>> begin

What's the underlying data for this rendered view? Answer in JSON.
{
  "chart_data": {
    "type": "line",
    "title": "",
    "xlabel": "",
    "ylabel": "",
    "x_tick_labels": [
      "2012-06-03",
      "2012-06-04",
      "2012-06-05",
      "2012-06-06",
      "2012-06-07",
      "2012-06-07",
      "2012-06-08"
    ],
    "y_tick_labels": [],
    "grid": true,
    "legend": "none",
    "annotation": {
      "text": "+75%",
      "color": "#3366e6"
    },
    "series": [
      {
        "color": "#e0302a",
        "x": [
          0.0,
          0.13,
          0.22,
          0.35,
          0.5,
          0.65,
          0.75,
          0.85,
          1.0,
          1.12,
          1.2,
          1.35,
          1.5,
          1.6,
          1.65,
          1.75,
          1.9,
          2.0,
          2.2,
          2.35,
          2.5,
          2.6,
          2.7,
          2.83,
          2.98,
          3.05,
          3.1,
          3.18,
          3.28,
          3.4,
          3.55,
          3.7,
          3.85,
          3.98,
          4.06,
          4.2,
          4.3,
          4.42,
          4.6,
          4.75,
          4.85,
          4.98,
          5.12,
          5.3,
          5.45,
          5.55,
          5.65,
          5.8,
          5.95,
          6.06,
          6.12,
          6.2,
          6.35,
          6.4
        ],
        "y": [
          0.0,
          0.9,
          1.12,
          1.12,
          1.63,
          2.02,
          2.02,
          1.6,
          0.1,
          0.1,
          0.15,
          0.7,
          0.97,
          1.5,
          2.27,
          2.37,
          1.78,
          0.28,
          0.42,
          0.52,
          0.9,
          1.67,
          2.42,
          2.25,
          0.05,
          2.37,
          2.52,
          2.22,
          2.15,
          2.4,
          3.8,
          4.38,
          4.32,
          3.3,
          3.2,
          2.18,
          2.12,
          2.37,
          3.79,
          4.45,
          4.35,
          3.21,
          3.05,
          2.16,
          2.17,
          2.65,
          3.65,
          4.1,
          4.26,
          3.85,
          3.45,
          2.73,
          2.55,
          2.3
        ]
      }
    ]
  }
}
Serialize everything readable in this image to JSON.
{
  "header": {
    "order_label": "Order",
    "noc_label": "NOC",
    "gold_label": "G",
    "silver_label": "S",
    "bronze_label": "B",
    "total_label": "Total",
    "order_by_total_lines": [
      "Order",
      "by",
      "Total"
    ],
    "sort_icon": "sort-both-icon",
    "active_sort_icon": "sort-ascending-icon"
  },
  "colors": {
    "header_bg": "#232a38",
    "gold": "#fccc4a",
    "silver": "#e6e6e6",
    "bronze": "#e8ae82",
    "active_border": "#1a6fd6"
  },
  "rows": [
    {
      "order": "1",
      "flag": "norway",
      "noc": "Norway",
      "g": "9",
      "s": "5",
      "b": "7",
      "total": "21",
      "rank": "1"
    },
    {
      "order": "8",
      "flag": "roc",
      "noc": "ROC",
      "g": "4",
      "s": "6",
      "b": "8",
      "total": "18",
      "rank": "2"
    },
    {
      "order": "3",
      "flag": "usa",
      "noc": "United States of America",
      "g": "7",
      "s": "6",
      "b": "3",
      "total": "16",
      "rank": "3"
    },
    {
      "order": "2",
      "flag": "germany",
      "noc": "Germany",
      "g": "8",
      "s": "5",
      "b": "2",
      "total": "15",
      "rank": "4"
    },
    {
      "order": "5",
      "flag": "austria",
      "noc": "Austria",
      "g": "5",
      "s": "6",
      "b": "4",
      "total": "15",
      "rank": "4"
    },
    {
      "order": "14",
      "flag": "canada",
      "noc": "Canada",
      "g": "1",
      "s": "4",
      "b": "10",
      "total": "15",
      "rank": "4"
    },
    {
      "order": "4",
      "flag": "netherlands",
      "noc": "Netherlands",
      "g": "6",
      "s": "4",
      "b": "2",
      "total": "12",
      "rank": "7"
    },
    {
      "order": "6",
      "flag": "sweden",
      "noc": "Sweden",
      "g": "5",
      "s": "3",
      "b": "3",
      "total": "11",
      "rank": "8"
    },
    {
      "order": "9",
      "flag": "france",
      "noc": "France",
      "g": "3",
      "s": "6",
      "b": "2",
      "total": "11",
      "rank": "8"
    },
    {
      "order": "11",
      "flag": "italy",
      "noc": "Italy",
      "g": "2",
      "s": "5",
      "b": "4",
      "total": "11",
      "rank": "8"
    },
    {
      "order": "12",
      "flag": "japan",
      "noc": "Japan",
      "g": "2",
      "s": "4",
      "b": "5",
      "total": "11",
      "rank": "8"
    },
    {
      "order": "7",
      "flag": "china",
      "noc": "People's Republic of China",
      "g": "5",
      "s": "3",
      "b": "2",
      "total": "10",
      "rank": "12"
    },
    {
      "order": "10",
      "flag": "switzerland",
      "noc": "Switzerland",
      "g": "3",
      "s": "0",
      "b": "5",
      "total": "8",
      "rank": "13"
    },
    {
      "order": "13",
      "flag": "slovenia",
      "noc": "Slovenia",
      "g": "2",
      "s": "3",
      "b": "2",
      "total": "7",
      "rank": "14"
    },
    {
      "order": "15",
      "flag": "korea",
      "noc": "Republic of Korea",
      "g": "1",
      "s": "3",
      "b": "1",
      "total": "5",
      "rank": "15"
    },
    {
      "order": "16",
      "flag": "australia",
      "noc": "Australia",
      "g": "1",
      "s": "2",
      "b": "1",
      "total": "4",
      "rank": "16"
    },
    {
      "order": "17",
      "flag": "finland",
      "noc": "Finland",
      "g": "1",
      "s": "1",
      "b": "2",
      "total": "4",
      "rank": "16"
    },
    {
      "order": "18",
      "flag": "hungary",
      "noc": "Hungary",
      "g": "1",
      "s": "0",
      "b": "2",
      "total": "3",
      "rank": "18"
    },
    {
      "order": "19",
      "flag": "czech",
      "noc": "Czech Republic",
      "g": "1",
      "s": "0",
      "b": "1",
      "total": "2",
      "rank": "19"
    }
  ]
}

>> end

REQUEST. Which lines contain "this"? Copy each of them.

THE RESPONSE.
What's the underlying data for this rendered view? Answer in JSON.
Serialize everything readable in this image to JSON.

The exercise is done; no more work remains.